## START THE RECORDS

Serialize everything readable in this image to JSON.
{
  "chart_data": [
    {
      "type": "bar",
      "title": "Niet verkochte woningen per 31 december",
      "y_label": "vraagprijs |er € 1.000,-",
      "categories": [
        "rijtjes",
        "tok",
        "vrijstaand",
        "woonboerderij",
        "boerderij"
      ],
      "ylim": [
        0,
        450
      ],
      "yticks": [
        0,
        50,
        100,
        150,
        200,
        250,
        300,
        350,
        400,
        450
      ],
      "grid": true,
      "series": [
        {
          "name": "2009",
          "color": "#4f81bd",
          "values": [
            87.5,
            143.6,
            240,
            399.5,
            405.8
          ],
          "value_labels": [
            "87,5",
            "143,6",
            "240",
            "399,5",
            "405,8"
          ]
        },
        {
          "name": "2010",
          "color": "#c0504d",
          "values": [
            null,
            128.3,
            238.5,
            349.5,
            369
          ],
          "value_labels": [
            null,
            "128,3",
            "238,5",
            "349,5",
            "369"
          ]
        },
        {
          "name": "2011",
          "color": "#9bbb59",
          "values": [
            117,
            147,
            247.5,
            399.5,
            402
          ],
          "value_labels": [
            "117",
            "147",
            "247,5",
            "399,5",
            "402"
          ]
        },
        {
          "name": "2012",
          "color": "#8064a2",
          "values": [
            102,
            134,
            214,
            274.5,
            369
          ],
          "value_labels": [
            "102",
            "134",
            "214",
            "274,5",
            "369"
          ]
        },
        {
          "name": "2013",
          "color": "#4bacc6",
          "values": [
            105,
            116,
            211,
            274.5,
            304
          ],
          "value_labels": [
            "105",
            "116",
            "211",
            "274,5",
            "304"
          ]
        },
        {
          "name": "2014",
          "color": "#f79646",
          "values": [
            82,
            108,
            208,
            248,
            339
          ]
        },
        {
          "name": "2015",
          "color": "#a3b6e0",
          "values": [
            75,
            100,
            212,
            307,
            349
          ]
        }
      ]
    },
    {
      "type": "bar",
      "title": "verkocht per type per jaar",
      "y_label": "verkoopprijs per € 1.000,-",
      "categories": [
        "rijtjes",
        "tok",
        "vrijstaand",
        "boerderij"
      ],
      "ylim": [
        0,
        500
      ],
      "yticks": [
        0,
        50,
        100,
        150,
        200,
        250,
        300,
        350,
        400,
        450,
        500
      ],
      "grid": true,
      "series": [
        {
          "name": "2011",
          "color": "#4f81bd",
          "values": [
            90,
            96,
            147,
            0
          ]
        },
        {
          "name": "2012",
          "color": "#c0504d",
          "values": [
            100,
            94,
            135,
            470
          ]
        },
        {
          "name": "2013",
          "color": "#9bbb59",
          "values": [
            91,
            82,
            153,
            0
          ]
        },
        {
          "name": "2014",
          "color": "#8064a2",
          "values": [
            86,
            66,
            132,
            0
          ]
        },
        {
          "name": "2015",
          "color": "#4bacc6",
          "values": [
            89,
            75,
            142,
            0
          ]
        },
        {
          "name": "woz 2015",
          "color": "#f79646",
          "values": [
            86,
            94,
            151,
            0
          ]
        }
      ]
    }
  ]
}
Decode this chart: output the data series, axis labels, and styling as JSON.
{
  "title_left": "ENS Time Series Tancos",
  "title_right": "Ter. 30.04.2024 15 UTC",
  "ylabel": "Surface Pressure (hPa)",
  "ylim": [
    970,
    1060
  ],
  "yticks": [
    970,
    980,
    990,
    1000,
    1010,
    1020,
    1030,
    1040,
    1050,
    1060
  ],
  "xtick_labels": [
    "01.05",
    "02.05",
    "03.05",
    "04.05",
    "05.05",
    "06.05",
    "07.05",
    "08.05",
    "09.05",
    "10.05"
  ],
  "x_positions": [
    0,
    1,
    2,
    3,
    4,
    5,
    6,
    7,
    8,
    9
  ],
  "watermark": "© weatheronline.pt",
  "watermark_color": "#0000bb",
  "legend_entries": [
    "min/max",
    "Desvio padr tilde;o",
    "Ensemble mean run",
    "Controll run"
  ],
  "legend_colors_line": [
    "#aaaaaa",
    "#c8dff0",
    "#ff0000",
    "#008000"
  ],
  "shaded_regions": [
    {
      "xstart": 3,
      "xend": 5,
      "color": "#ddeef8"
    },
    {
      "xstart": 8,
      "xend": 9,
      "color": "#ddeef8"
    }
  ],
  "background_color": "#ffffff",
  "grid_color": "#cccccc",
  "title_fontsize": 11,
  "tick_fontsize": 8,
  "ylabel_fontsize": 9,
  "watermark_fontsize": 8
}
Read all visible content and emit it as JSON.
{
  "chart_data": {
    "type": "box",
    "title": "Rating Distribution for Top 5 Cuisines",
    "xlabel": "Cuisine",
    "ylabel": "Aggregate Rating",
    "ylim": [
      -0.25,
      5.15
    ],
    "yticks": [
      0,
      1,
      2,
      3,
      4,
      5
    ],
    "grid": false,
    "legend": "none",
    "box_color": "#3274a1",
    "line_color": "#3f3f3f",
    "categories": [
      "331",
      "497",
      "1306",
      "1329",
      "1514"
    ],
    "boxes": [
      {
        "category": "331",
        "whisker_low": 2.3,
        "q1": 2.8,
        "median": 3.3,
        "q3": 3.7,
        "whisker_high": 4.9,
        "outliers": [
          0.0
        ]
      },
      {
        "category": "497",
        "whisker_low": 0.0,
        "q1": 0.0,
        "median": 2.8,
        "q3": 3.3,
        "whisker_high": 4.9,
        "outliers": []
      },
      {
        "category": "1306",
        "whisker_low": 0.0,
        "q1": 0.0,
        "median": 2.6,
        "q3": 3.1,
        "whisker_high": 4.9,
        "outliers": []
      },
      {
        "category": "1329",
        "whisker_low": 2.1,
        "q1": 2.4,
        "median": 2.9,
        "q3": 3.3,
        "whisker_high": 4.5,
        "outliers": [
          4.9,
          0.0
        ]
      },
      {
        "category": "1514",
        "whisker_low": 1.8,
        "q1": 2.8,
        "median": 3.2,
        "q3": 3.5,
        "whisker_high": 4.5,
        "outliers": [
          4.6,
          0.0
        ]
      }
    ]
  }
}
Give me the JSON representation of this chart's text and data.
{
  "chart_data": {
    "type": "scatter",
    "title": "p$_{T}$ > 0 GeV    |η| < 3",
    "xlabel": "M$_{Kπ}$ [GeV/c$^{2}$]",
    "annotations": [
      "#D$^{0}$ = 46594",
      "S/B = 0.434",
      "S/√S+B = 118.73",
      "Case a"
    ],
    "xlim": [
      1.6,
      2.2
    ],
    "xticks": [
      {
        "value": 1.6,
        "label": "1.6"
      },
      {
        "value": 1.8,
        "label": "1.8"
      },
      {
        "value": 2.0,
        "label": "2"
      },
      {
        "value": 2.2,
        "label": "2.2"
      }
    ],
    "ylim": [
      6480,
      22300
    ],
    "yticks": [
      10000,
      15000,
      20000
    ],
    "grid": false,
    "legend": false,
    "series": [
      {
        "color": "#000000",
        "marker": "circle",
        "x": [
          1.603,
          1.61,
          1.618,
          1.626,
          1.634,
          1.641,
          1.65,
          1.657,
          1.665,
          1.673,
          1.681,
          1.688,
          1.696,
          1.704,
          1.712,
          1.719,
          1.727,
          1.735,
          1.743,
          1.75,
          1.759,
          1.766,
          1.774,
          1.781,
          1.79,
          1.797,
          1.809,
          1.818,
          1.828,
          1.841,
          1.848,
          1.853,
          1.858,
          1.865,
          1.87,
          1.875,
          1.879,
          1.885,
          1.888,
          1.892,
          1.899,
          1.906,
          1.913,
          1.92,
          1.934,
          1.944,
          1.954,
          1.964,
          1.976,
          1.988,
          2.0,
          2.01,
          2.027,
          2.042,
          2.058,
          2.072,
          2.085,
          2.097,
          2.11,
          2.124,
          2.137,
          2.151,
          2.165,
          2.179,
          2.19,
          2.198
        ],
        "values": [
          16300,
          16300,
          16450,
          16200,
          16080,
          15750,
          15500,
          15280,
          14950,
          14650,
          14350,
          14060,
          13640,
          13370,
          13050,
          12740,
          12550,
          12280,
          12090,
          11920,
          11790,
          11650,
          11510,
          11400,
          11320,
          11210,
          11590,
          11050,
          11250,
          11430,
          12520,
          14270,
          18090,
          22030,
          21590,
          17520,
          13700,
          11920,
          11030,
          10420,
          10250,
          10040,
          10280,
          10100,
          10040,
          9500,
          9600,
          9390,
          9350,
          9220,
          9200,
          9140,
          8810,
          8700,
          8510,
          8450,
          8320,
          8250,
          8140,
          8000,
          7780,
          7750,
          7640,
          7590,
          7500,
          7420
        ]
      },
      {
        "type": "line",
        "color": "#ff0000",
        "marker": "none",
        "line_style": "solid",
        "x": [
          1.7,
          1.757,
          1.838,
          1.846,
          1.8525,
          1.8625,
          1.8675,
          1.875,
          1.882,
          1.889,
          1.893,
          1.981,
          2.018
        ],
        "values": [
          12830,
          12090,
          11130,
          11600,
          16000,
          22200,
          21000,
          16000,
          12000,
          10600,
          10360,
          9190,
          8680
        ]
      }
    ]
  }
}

## END THE RECORDS

Check each line of the entries above for the word "JSON". List the ones that have it.

■ **EXERCISE SOLUTION**
Serialize everything readable in this image to JSON.
Decode this chart: output the data series, axis labels, and styling as JSON.
Read all visible content and emit it as JSON.
Give me the JSON representation of this chart's text and data.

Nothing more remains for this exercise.